### Objective
Repeat each line exactly, leaving nothing out.

— start of Provided data —

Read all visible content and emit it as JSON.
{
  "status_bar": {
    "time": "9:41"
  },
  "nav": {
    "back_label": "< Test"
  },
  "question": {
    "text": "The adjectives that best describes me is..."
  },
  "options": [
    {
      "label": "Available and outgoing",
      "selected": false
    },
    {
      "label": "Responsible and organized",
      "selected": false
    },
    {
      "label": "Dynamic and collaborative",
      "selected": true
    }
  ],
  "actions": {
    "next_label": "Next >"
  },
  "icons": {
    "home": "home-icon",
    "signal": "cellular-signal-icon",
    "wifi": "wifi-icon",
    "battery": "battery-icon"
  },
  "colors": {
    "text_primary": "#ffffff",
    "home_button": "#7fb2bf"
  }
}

— end of Provided data —

### The completed task
Read all visible content and emit it as JSON.
{
  "status_bar": {
    "time": "9:41"
  },
  "nav": {
    "back_label": "< Test"
  },
  "question": {
    "text": "The adjectives that best describes me is..."
  },
  "options": [
    {
      "label": "Available and outgoing",
      "selected": false
    },
    {
      "label": "Responsible and organized",
      "selected": false
    },
    {
      "label": "Dynamic and collaborative",
      "selected": true
    }
  ],
  "actions": {
    "next_label": "Next >"
  },
  "icons": {
    "home": "home-icon",
    "signal": "cellular-signal-icon",
    "wifi": "wifi-icon",
    "battery": "battery-icon"
  },
  "colors": {
    "text_primary": "#ffffff",
    "home_button": "#7fb2bf"
  }
}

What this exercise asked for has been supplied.